• **PROBLEM TO SOLVE**: Pull out every line below containing the word "Life".

Document page transcript entries
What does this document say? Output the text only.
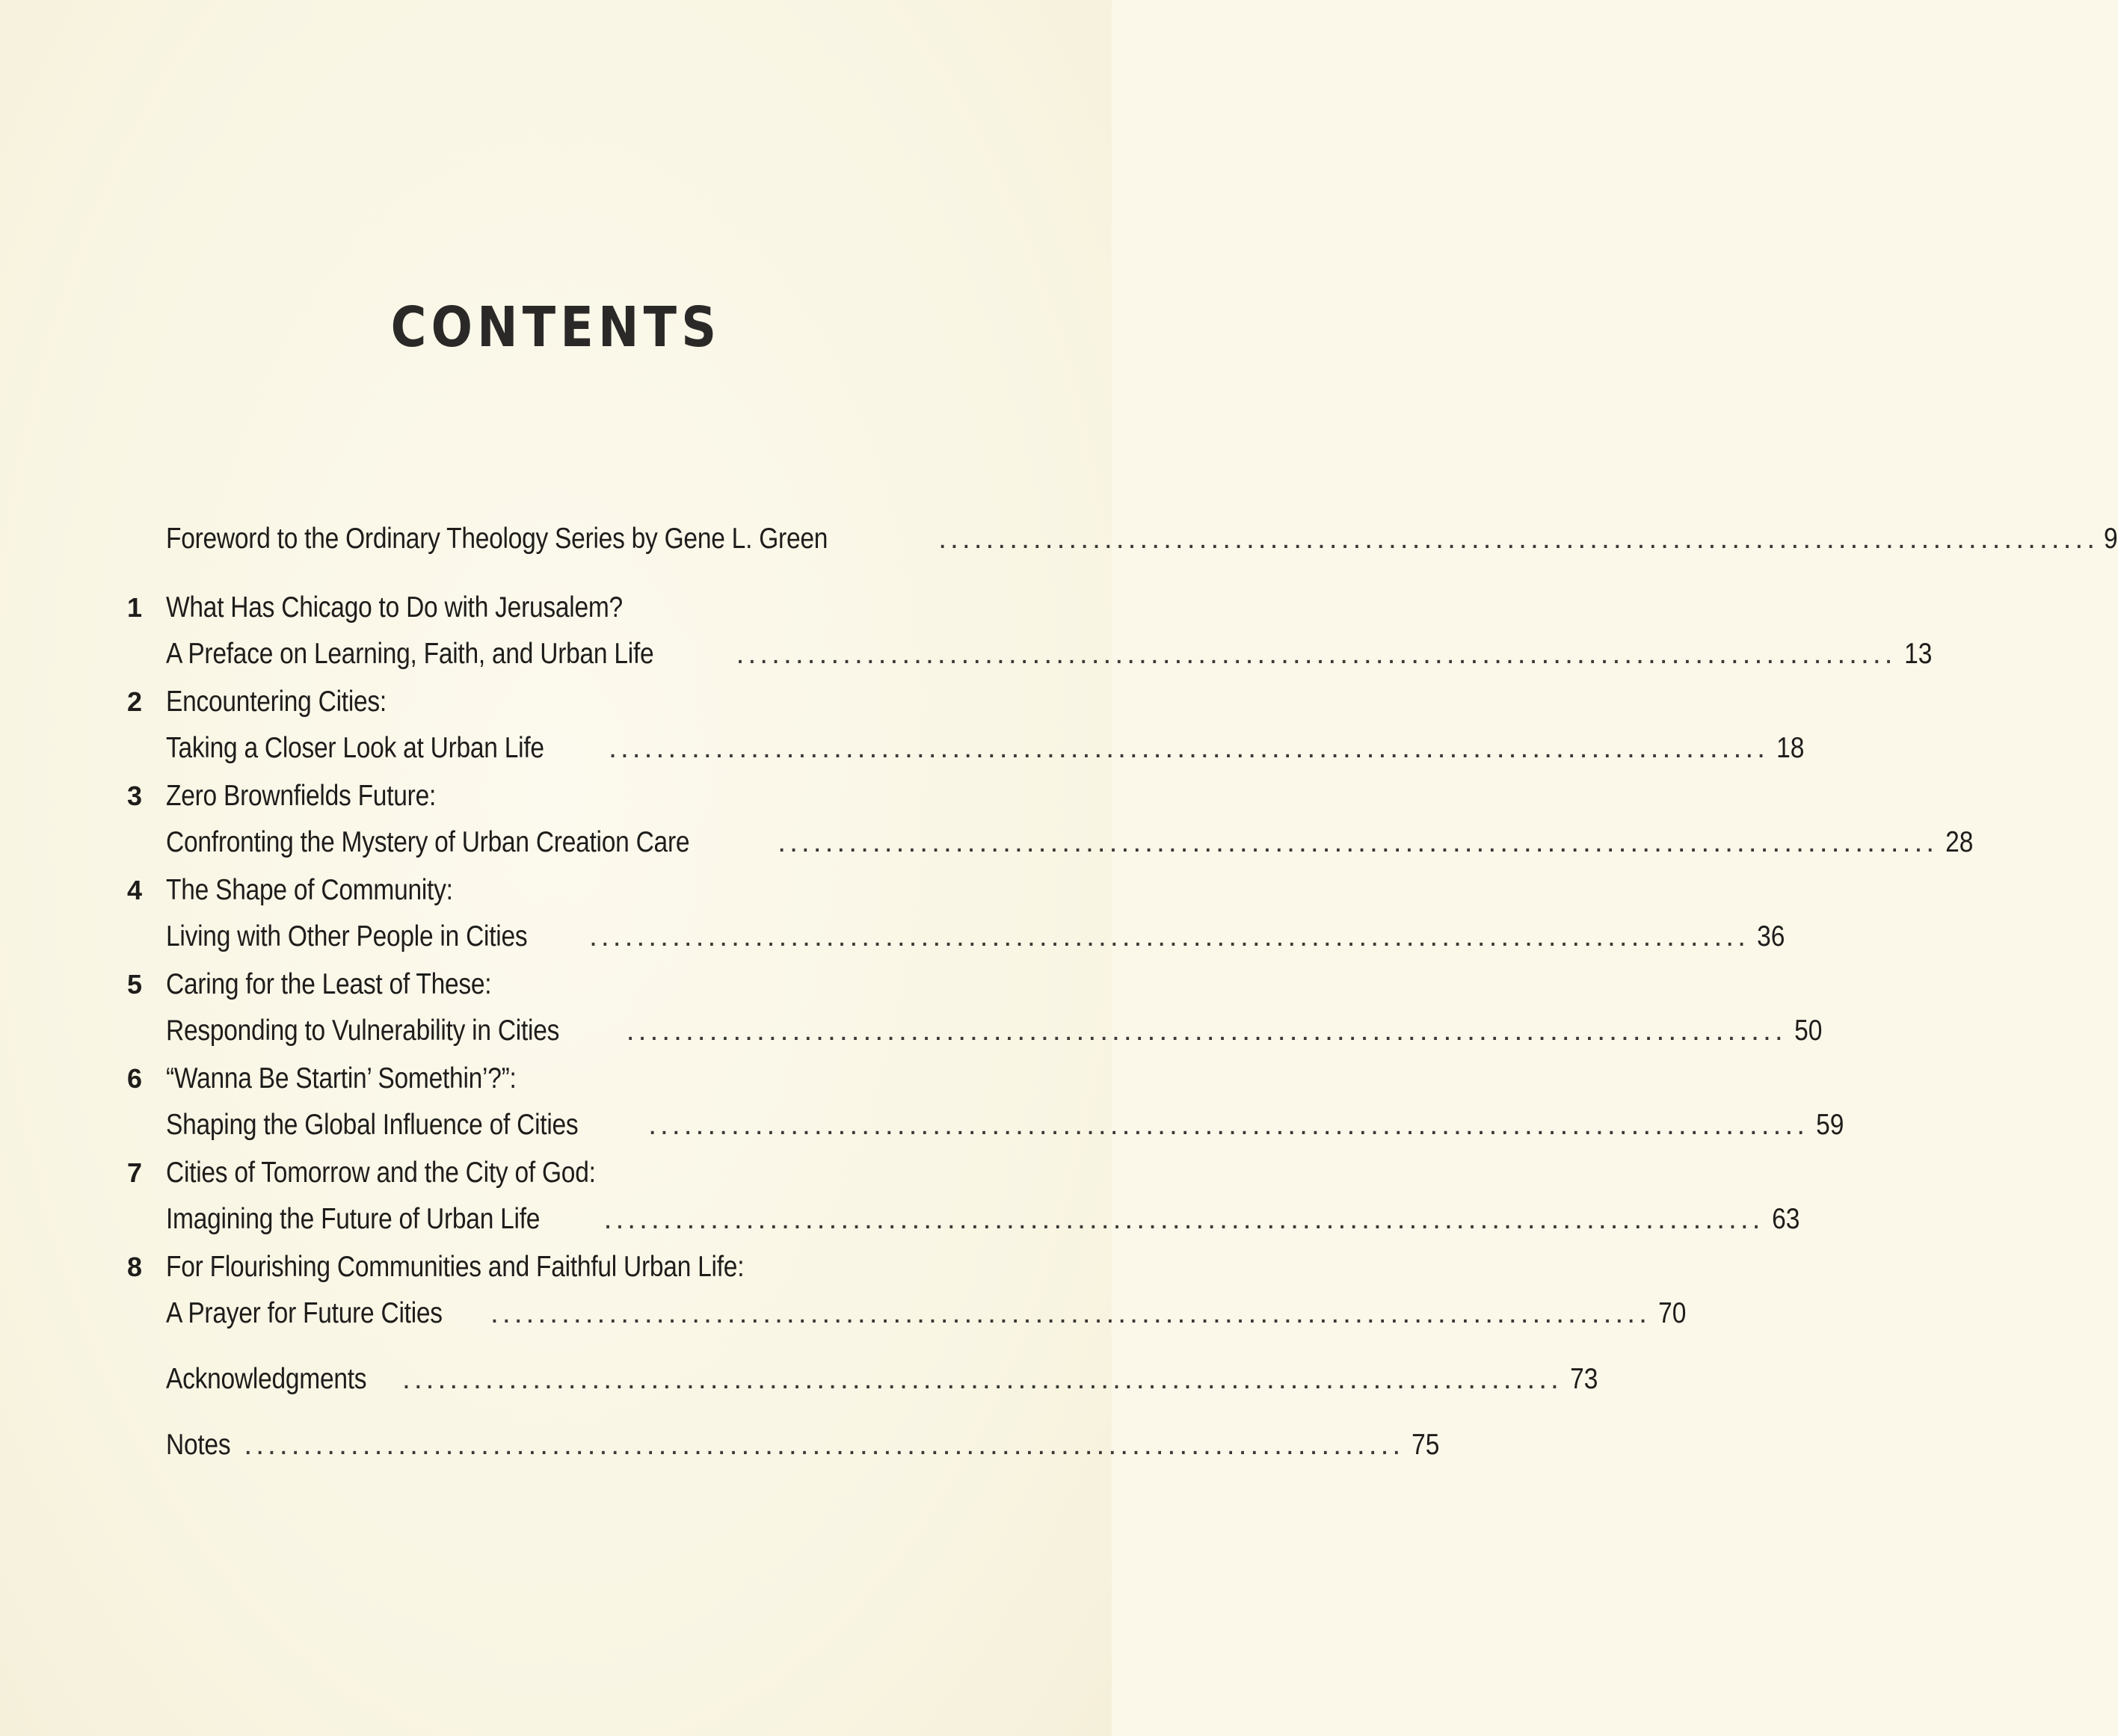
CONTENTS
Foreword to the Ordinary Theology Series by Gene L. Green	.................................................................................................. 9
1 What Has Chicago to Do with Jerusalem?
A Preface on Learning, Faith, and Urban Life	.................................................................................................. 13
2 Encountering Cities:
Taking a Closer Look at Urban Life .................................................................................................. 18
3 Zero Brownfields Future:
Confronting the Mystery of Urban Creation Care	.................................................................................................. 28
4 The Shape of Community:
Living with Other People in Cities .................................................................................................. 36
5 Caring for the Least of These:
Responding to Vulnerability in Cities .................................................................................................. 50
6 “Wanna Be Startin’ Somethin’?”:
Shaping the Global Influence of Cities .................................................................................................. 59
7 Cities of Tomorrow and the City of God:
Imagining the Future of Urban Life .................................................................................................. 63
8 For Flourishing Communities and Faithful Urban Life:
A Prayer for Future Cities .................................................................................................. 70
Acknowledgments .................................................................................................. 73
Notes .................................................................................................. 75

• **EXERCISE RESPONSE**:
A Preface on Learning, Faith, and Urban Life	.................................................................................................. 13
Taking a Closer Look at Urban Life .................................................................................................. 18
Imagining the Future of Urban Life .................................................................................................. 63
8 For Flourishing Communities and Faithful Urban Life:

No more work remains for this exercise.